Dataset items
******

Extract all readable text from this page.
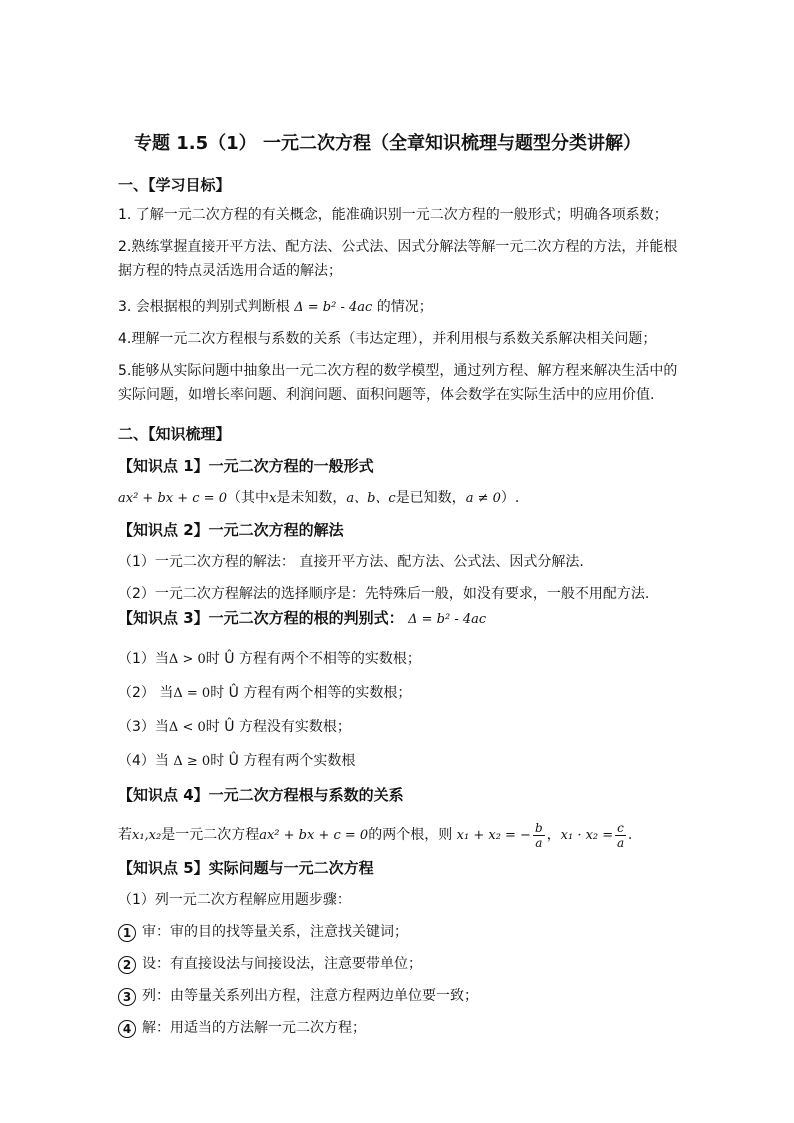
专题 1.5（1） 一元二次方程（全章知识梳理与题型分类讲解）
一、【学习目标】
1. 了解一元二次方程的有关概念，能准确识别一元二次方程的一般形式；明确各项系数；
2.熟练掌握直接开平方法、配方法、公式法、因式分解法等解一元二次方程的方法，并能根
据方程的特点灵活选用合适的解法；
3. 会根据根的判别式判断根 Δ = b² - 4ac 的情况；
4.理解一元二次方程根与系数的关系（韦达定理），并利用根与系数关系解决相关问题；
5.能够从实际问题中抽象出一元二次方程的数学模型，通过列方程、解方程来解决生活中的
实际问题，如增长率问题、利润问题、面积问题等，体会数学在实际生活中的应用价值.
二、【知识梳理】
【知识点 1】一元二次方程的一般形式
ax² + bx + c = 0（其中x是未知数，a、b、c是已知数，a ≠ 0）.
【知识点 2】一元二次方程的解法
（1）一元二次方程的解法： 直接开平方法、配方法、公式法、因式分解法.
（2）一元二次方程解法的选择顺序是：先特殊后一般，如没有要求，一般不用配方法.
【知识点 3】一元二次方程的根的判别式： Δ = b² - 4ac
（1）当Δ > 0时 Û 方程有两个不相等的实数根；
（2） 当Δ = 0时 Û 方程有两个相等的实数根；
（3）当Δ < 0时 Û 方程没有实数根；
（4）当 Δ ≥ 0时 Û 方程有两个实数根
【知识点 4】一元二次方程根与系数的关系
若x₁,x₂是一元二次方程ax² + bx + c = 0的两个根，则 x₁ + x₂ = − $\frac{b}{a}$ ，$x_1 \cdot x_2 = \frac{c}{a}$ .
【知识点 5】实际问题与一元二次方程
（1）列一元二次方程解应用题步骤：
1 审：审的目的找等量关系，注意找关键词；
2 设：有直接设法与间接设法，注意要带单位；
3 列：由等量关系列出方程，注意方程两边单位要一致；
4 解：用适当的方法解一元二次方程；
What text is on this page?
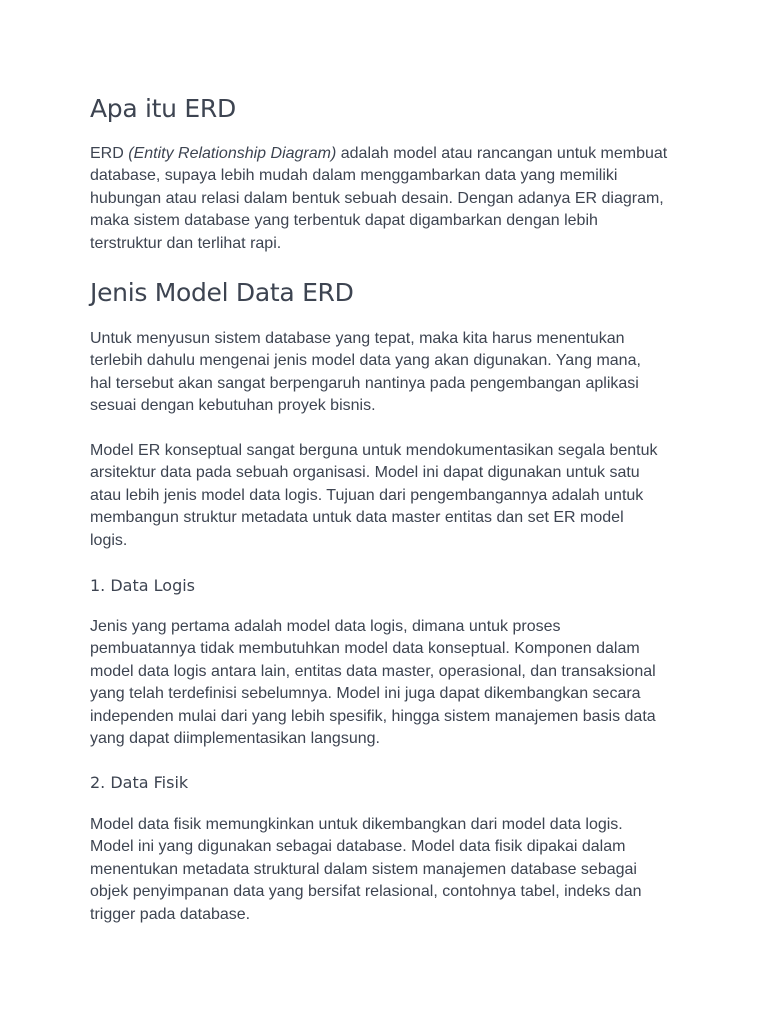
Apa itu ERD

ERD (Entity Relationship Diagram) adalah model atau rancangan untuk membuat
database, supaya lebih mudah dalam menggambarkan data yang memiliki
hubungan atau relasi dalam bentuk sebuah desain. Dengan adanya ER diagram,
maka sistem database yang terbentuk dapat digambarkan dengan lebih
terstruktur dan terlihat rapi.

Jenis Model Data ERD

Untuk menyusun sistem database yang tepat, maka kita harus menentukan
terlebih dahulu mengenai jenis model data yang akan digunakan. Yang mana,
hal tersebut akan sangat berpengaruh nantinya pada pengembangan aplikasi
sesuai dengan kebutuhan proyek bisnis.

Model ER konseptual sangat berguna untuk mendokumentasikan segala bentuk
arsitektur data pada sebuah organisasi. Model ini dapat digunakan untuk satu
atau lebih jenis model data logis. Tujuan dari pengembangannya adalah untuk
membangun struktur metadata untuk data master entitas dan set ER model
logis.

1. Data Logis

Jenis yang pertama adalah model data logis, dimana untuk proses
pembuatannya tidak membutuhkan model data konseptual. Komponen dalam
model data logis antara lain, entitas data master, operasional, dan transaksional
yang telah terdefinisi sebelumnya. Model ini juga dapat dikembangkan secara
independen mulai dari yang lebih spesifik, hingga sistem manajemen basis data
yang dapat diimplementasikan langsung.

2. Data Fisik

Model data fisik memungkinkan untuk dikembangkan dari model data logis.
Model ini yang digunakan sebagai database. Model data fisik dipakai dalam
menentukan metadata struktural dalam sistem manajemen database sebagai
objek penyimpanan data yang bersifat relasional, contohnya tabel, indeks dan
trigger pada database.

******

> **Task details**: Extract every line of the data exactly; pictures stay out.

> **The reply**:
Extract all readable text from this page.
专题 1.5（1） 一元二次方程（全章知识梳理与题型分类讲解）
一、【学习目标】
1. 了解一元二次方程的有关概念，能准确识别一元二次方程的一般形式；明确各项系数；
2.熟练掌握直接开平方法、配方法、公式法、因式分解法等解一元二次方程的方法，并能根
据方程的特点灵活选用合适的解法；
3. 会根据根的判别式判断根 Δ = b² - 4ac 的情况；
4.理解一元二次方程根与系数的关系（韦达定理），并利用根与系数关系解决相关问题；
5.能够从实际问题中抽象出一元二次方程的数学模型，通过列方程、解方程来解决生活中的
实际问题，如增长率问题、利润问题、面积问题等，体会数学在实际生活中的应用价值.
二、【知识梳理】
【知识点 1】一元二次方程的一般形式
ax² + bx + c = 0（其中x是未知数，a、b、c是已知数，a ≠ 0）.
【知识点 2】一元二次方程的解法
（1）一元二次方程的解法： 直接开平方法、配方法、公式法、因式分解法.
（2）一元二次方程解法的选择顺序是：先特殊后一般，如没有要求，一般不用配方法.
【知识点 3】一元二次方程的根的判别式： Δ = b² - 4ac
（1）当Δ > 0时 Û 方程有两个不相等的实数根；
（2） 当Δ = 0时 Û 方程有两个相等的实数根；
（3）当Δ < 0时 Û 方程没有实数根；
（4）当 Δ ≥ 0时 Û 方程有两个实数根
【知识点 4】一元二次方程根与系数的关系
若x₁,x₂是一元二次方程ax² + bx + c = 0的两个根，则 x₁ + x₂ = − $\frac{b}{a}$ ，$x_1 \cdot x_2 = \frac{c}{a}$ .
【知识点 5】实际问题与一元二次方程
（1）列一元二次方程解应用题步骤：
1 审：审的目的找等量关系，注意找关键词；
2 设：有直接设法与间接设法，注意要带单位；
3 列：由等量关系列出方程，注意方程两边单位要一致；
4 解：用适当的方法解一元二次方程；
What text is on this page?
Apa itu ERD

ERD (Entity Relationship Diagram) adalah model atau rancangan untuk membuat
database, supaya lebih mudah dalam menggambarkan data yang memiliki
hubungan atau relasi dalam bentuk sebuah desain. Dengan adanya ER diagram,
maka sistem database yang terbentuk dapat digambarkan dengan lebih
terstruktur dan terlihat rapi.

Jenis Model Data ERD

Untuk menyusun sistem database yang tepat, maka kita harus menentukan
terlebih dahulu mengenai jenis model data yang akan digunakan. Yang mana,
hal tersebut akan sangat berpengaruh nantinya pada pengembangan aplikasi
sesuai dengan kebutuhan proyek bisnis.

Model ER konseptual sangat berguna untuk mendokumentasikan segala bentuk
arsitektur data pada sebuah organisasi. Model ini dapat digunakan untuk satu
atau lebih jenis model data logis. Tujuan dari pengembangannya adalah untuk
membangun struktur metadata untuk data master entitas dan set ER model
logis.

1. Data Logis

Jenis yang pertama adalah model data logis, dimana untuk proses
pembuatannya tidak membutuhkan model data konseptual. Komponen dalam
model data logis antara lain, entitas data master, operasional, dan transaksional
yang telah terdefinisi sebelumnya. Model ini juga dapat dikembangkan secara
independen mulai dari yang lebih spesifik, hingga sistem manajemen basis data
yang dapat diimplementasikan langsung.

2. Data Fisik

Model data fisik memungkinkan untuk dikembangkan dari model data logis.
Model ini yang digunakan sebagai database. Model data fisik dipakai dalam
menentukan metadata struktural dalam sistem manajemen database sebagai
objek penyimpanan data yang bersifat relasional, contohnya tabel, indeks dan
trigger pada database.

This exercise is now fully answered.